(Entries drawn from a collection)
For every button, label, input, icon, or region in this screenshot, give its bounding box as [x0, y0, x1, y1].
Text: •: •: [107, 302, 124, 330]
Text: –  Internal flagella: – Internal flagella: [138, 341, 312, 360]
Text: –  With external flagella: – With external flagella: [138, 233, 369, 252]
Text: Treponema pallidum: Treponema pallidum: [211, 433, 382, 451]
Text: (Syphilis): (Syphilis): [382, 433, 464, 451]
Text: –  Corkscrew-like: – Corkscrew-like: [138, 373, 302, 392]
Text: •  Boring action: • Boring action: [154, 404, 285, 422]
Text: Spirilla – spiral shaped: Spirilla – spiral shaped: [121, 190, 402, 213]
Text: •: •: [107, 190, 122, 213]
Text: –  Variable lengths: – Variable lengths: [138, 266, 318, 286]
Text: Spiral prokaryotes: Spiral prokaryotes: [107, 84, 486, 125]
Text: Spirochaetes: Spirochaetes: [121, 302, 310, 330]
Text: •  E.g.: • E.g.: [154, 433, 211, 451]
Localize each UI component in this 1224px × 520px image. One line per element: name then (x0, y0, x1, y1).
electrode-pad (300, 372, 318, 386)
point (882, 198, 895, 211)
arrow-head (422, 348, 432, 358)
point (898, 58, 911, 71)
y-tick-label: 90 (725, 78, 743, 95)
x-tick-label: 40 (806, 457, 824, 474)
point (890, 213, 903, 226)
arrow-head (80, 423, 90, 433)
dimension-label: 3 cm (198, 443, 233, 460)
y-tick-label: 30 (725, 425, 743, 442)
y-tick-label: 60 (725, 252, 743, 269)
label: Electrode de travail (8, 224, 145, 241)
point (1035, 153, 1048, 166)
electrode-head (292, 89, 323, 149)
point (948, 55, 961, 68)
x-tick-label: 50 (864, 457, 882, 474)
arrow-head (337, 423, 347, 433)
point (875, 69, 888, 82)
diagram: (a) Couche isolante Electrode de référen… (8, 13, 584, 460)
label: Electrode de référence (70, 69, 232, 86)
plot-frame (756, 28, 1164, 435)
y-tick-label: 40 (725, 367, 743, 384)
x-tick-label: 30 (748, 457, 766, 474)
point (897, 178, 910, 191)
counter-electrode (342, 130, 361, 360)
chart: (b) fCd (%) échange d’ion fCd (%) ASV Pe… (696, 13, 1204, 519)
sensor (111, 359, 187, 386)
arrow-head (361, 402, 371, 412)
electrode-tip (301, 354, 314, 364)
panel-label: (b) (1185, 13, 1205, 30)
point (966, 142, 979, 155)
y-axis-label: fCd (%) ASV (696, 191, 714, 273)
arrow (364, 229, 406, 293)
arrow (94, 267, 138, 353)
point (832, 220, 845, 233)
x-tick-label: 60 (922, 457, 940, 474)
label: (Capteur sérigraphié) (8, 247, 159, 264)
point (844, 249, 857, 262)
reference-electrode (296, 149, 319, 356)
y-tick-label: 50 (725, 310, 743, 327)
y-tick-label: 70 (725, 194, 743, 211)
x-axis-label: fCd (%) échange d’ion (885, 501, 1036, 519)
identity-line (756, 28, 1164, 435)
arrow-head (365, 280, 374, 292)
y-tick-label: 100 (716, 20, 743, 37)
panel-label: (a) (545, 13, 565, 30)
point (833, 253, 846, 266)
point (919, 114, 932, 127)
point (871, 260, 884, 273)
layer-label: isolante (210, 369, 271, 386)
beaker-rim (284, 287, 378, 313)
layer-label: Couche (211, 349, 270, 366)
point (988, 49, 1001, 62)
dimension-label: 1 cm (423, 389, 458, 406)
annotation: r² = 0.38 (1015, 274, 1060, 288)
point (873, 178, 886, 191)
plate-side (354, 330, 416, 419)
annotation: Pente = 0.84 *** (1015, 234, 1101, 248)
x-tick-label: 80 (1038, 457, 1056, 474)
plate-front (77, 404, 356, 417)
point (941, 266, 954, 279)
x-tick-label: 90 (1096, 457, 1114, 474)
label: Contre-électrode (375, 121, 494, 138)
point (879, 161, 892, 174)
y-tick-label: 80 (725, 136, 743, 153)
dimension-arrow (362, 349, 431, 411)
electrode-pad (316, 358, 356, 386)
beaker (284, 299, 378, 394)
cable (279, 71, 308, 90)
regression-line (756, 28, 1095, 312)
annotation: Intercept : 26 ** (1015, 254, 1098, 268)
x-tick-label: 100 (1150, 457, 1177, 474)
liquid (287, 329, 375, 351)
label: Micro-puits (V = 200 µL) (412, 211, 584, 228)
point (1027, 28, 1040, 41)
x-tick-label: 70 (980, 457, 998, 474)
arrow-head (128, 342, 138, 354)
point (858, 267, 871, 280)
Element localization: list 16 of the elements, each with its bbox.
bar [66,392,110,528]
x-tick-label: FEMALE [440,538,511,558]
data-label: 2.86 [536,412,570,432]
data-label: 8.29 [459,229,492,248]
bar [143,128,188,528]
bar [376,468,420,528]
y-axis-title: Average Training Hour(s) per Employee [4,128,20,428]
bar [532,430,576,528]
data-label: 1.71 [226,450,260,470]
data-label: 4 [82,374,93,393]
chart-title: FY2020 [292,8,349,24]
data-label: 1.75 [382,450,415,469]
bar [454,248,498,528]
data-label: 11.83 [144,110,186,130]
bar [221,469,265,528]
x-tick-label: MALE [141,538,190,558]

> What is required
Can you extract every line from the records above and reproduce each one without any change?

> Solution below
For every button, label, input, icon, or region in this screenshot, give its bounding box as [x0, y0, x1, y1].
Text: •: •: [107, 302, 124, 330]
Text: –  Internal flagella: – Internal flagella: [138, 341, 312, 360]
Text: –  With external flagella: – With external flagella: [138, 233, 369, 252]
Text: Treponema pallidum: Treponema pallidum: [211, 433, 382, 451]
Text: (Syphilis): (Syphilis): [382, 433, 464, 451]
Text: –  Corkscrew-like: – Corkscrew-like: [138, 373, 302, 392]
Text: •  Boring action: • Boring action: [154, 404, 285, 422]
Text: Spirilla – spiral shaped: Spirilla – spiral shaped: [121, 190, 402, 213]
Text: •: •: [107, 190, 122, 213]
Text: –  Variable lengths: – Variable lengths: [138, 266, 318, 286]
Text: Spiral prokaryotes: Spiral prokaryotes: [107, 84, 486, 125]
Text: Spirochaetes: Spirochaetes: [121, 302, 310, 330]
Text: •  E.g.: • E.g.: [154, 433, 211, 451]
Localize each UI component in this 1224px × 520px image. One line per element: name then (x0, y0, x1, y1).
electrode-pad (300, 372, 318, 386)
point (882, 198, 895, 211)
arrow-head (422, 348, 432, 358)
point (898, 58, 911, 71)
y-tick-label: 90 (725, 78, 743, 95)
x-tick-label: 40 (806, 457, 824, 474)
point (890, 213, 903, 226)
arrow-head (80, 423, 90, 433)
dimension-label: 3 cm (198, 443, 233, 460)
y-tick-label: 30 (725, 425, 743, 442)
y-tick-label: 60 (725, 252, 743, 269)
label: Electrode de travail (8, 224, 145, 241)
point (1035, 153, 1048, 166)
electrode-head (292, 89, 323, 149)
point (948, 55, 961, 68)
x-tick-label: 50 (864, 457, 882, 474)
arrow-head (337, 423, 347, 433)
point (875, 69, 888, 82)
diagram: (a) Couche isolante Electrode de référen… (8, 13, 584, 460)
label: Electrode de référence (70, 69, 232, 86)
plot-frame (756, 28, 1164, 435)
y-tick-label: 40 (725, 367, 743, 384)
x-tick-label: 30 (748, 457, 766, 474)
point (897, 178, 910, 191)
counter-electrode (342, 130, 361, 360)
chart: (b) fCd (%) échange d’ion fCd (%) ASV Pe… (696, 13, 1204, 519)
sensor (111, 359, 187, 386)
arrow-head (361, 402, 371, 412)
electrode-tip (301, 354, 314, 364)
panel-label: (b) (1185, 13, 1205, 30)
point (966, 142, 979, 155)
y-axis-label: fCd (%) ASV (696, 191, 714, 273)
arrow (364, 229, 406, 293)
arrow (94, 267, 138, 353)
point (832, 220, 845, 233)
x-tick-label: 60 (922, 457, 940, 474)
label: (Capteur sérigraphié) (8, 247, 159, 264)
point (844, 249, 857, 262)
reference-electrode (296, 149, 319, 356)
y-tick-label: 50 (725, 310, 743, 327)
y-tick-label: 70 (725, 194, 743, 211)
x-axis-label: fCd (%) échange d’ion (885, 501, 1036, 519)
identity-line (756, 28, 1164, 435)
arrow-head (365, 280, 374, 292)
y-tick-label: 100 (716, 20, 743, 37)
panel-label: (a) (545, 13, 565, 30)
point (833, 253, 846, 266)
point (919, 114, 932, 127)
point (871, 260, 884, 273)
layer-label: isolante (210, 369, 271, 386)
beaker-rim (284, 287, 378, 313)
layer-label: Couche (211, 349, 270, 366)
point (988, 49, 1001, 62)
dimension-label: 1 cm (423, 389, 458, 406)
annotation: r² = 0.38 (1015, 274, 1060, 288)
point (873, 178, 886, 191)
plate-side (354, 330, 416, 419)
annotation: Pente = 0.84 *** (1015, 234, 1101, 248)
x-tick-label: 80 (1038, 457, 1056, 474)
plate-front (77, 404, 356, 417)
point (941, 266, 954, 279)
x-tick-label: 90 (1096, 457, 1114, 474)
label: Contre-électrode (375, 121, 494, 138)
point (879, 161, 892, 174)
y-tick-label: 80 (725, 136, 743, 153)
dimension-arrow (362, 349, 431, 411)
electrode-pad (316, 358, 356, 386)
beaker (284, 299, 378, 394)
cable (279, 71, 308, 90)
regression-line (756, 28, 1095, 312)
annotation: Intercept : 26 ** (1015, 254, 1098, 268)
x-tick-label: 100 (1150, 457, 1177, 474)
liquid (287, 329, 375, 351)
label: Micro-puits (V = 200 µL) (412, 211, 584, 228)
point (1027, 28, 1040, 41)
x-tick-label: 70 (980, 457, 998, 474)
arrow-head (128, 342, 138, 354)
point (858, 267, 871, 280)
Element localization: list 16 of the elements, each with its bbox.
bar [66,392,110,528]
x-tick-label: FEMALE [440,538,511,558]
data-label: 2.86 [536,412,570,432]
data-label: 8.29 [459,229,492,248]
bar [143,128,188,528]
bar [376,468,420,528]
y-axis-title: Average Training Hour(s) per Employee [4,128,20,428]
bar [532,430,576,528]
data-label: 1.71 [226,450,260,470]
data-label: 4 [82,374,93,393]
chart-title: FY2020 [292,8,349,24]
data-label: 1.75 [382,450,415,469]
bar [454,248,498,528]
data-label: 11.83 [144,110,186,130]
bar [221,469,265,528]
x-tick-label: MALE [141,538,190,558]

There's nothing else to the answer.